> [YOUR TASK]: Find each line with "изложить" and copy it.

> [INPUT FOR THIS TASK]:

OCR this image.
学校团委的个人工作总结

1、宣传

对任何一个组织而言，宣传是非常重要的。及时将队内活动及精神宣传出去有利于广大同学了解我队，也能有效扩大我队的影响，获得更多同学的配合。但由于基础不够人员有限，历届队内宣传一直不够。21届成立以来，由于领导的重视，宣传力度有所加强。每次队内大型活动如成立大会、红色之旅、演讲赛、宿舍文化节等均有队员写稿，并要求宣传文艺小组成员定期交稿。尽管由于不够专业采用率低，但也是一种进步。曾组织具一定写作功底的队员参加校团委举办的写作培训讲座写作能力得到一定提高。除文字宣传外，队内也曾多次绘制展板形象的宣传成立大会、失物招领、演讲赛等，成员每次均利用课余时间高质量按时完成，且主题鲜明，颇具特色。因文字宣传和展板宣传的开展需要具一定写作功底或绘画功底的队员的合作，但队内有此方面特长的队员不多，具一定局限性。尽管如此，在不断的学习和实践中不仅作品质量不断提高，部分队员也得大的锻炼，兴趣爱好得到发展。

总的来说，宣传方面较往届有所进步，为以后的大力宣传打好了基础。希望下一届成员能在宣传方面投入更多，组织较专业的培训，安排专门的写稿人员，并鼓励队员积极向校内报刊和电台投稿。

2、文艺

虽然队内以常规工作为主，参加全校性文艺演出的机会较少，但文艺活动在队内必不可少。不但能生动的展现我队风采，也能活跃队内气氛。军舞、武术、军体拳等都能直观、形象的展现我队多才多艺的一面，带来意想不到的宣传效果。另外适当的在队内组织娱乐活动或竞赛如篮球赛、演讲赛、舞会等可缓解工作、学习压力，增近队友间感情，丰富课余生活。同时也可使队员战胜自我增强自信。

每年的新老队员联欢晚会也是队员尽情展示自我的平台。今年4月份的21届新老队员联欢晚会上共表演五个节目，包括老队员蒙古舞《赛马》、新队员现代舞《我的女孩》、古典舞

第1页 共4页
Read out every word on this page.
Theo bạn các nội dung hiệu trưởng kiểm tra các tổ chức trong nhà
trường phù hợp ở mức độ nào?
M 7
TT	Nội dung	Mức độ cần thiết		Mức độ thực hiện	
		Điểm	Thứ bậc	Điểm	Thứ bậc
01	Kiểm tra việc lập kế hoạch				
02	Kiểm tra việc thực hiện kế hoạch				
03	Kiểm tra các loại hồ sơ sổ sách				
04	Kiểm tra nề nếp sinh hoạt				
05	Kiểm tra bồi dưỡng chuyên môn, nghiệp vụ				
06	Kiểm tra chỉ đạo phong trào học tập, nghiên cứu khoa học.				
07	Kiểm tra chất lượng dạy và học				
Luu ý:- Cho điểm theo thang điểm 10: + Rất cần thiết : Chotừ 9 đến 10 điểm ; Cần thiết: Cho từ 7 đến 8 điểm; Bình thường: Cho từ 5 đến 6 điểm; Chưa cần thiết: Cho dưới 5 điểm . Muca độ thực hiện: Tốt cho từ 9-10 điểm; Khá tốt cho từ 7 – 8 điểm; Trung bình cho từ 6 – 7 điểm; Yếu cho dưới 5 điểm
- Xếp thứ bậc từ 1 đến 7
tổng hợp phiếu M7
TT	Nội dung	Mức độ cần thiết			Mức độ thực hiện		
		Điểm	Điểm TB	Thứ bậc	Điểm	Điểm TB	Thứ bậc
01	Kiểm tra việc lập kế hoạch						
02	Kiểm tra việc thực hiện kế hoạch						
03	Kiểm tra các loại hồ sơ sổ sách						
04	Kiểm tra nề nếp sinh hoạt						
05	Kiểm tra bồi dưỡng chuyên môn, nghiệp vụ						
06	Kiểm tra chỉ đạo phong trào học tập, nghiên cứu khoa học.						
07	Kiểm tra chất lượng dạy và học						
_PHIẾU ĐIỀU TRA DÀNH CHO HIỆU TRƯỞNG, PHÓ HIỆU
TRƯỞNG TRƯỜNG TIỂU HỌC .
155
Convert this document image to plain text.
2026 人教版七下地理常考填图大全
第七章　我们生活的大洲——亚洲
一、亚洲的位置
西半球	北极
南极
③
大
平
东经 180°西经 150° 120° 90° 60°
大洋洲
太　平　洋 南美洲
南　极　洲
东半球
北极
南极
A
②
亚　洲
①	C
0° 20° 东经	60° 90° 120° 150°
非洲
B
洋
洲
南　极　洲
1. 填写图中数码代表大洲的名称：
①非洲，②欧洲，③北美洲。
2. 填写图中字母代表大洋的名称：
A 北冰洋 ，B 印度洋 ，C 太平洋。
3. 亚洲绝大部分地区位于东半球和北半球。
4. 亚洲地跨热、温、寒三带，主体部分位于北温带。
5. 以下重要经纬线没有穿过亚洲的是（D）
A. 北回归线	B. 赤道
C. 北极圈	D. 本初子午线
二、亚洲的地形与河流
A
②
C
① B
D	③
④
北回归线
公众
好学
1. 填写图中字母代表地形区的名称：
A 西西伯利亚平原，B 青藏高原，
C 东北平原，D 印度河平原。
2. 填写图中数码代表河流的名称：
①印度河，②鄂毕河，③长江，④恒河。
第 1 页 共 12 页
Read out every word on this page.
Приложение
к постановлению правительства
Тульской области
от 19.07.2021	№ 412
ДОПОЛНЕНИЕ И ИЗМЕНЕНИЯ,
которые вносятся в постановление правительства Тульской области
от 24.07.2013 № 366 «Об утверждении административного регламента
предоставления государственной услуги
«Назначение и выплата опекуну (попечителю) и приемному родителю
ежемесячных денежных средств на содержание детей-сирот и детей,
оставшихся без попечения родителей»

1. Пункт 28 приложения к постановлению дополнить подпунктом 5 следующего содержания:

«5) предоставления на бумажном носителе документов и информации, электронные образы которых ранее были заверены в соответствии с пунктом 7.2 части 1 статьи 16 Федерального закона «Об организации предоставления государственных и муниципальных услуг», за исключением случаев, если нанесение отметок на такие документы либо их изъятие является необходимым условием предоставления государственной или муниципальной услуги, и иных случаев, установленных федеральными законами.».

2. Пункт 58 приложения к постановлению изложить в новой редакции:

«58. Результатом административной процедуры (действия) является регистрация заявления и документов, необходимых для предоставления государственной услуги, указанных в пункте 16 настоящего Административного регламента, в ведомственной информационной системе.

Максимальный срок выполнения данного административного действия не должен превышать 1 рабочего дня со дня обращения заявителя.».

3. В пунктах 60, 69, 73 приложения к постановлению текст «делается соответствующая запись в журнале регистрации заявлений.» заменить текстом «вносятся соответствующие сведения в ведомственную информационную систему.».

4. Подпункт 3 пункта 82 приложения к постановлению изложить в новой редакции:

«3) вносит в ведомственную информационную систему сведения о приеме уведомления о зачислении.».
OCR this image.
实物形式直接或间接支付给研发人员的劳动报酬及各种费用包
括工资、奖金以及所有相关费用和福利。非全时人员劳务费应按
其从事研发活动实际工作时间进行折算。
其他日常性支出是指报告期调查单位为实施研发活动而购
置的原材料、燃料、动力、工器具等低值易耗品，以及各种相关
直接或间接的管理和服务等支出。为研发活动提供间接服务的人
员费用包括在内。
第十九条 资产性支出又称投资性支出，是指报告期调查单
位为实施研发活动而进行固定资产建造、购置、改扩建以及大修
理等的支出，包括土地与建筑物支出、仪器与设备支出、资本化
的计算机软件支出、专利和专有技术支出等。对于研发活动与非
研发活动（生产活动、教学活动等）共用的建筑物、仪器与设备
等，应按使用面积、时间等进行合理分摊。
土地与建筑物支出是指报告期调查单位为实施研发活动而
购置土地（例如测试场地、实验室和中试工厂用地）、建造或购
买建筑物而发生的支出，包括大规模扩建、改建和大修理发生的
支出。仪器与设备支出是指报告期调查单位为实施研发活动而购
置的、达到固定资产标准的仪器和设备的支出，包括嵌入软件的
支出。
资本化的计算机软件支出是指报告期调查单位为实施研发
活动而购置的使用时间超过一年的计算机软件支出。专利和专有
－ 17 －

> [ANSWER TO THIS PROBLEM]:
2. Пункт 58 приложения к постановлению изложить в новой редакции:
4. Подпункт 3 пункта 82 приложения к постановлению изложить в новой редакции:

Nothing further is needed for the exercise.